→ **GIVEN REQUEST**:
Count the lines in the items that contain the word "most", and reply with the number alone.

→ **DATA PROVIDED**:
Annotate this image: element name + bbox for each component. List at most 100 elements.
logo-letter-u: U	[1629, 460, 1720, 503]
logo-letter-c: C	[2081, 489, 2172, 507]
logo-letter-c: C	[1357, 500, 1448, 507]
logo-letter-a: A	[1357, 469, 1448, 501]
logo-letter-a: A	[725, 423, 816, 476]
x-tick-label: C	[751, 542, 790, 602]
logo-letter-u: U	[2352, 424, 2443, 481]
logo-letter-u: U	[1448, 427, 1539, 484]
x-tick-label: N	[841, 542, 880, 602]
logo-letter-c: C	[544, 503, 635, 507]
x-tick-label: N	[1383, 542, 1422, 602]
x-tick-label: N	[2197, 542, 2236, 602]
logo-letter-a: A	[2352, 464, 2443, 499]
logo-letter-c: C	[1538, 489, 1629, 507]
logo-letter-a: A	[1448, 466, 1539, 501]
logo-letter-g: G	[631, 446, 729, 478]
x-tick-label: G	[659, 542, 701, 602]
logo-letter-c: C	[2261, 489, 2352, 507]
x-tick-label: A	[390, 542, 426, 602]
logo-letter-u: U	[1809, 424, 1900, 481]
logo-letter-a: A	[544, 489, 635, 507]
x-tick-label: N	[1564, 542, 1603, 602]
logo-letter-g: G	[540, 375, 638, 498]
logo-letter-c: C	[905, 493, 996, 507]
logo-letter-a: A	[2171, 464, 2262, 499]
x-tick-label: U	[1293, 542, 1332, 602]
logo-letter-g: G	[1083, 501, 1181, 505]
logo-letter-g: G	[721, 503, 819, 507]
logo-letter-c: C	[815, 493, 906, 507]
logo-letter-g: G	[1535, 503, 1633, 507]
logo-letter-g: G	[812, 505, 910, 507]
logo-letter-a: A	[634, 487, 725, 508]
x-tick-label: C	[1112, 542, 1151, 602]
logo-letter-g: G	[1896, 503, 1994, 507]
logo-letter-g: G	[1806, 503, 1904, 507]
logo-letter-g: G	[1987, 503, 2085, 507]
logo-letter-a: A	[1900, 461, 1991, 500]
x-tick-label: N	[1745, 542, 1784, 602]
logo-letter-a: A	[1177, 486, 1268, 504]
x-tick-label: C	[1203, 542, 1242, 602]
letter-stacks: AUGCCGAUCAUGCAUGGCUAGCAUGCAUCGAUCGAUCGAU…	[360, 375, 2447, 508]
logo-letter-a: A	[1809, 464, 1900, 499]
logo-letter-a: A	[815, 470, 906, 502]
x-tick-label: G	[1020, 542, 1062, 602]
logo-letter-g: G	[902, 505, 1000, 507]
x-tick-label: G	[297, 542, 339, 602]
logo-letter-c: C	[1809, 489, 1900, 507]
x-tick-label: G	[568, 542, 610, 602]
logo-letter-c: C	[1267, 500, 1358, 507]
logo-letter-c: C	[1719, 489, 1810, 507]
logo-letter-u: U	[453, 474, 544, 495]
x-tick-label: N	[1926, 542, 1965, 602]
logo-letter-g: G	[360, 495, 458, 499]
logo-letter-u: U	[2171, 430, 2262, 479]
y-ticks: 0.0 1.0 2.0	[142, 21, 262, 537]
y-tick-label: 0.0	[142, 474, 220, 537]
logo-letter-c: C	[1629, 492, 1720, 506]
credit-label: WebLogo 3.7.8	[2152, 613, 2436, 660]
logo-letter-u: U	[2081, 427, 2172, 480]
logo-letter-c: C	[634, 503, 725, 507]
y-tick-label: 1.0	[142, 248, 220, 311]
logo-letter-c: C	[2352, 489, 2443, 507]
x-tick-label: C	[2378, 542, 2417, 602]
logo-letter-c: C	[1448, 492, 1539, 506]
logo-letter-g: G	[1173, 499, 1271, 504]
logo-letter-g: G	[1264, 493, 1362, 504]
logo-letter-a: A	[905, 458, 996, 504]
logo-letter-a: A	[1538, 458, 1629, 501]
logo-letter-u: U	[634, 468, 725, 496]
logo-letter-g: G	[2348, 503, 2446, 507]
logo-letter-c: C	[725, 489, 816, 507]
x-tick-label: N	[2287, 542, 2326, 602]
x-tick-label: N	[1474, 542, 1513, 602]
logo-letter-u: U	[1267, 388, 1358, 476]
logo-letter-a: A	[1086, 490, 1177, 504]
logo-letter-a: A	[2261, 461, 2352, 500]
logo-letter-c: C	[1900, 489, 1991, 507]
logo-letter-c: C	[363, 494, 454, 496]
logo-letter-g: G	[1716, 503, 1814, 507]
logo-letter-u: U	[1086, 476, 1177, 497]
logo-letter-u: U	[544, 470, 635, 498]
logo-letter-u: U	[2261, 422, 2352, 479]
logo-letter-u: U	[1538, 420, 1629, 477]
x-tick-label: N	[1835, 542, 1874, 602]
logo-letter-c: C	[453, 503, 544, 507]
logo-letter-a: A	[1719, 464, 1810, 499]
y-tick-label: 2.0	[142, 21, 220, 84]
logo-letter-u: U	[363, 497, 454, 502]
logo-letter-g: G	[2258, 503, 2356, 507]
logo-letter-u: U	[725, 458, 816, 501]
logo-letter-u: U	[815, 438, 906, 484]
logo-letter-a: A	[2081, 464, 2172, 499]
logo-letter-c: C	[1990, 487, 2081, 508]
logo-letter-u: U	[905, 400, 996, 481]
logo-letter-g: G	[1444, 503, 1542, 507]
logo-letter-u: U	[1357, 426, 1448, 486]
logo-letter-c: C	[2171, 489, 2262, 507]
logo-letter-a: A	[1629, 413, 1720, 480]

→ **WORKED SOLUTION**:
1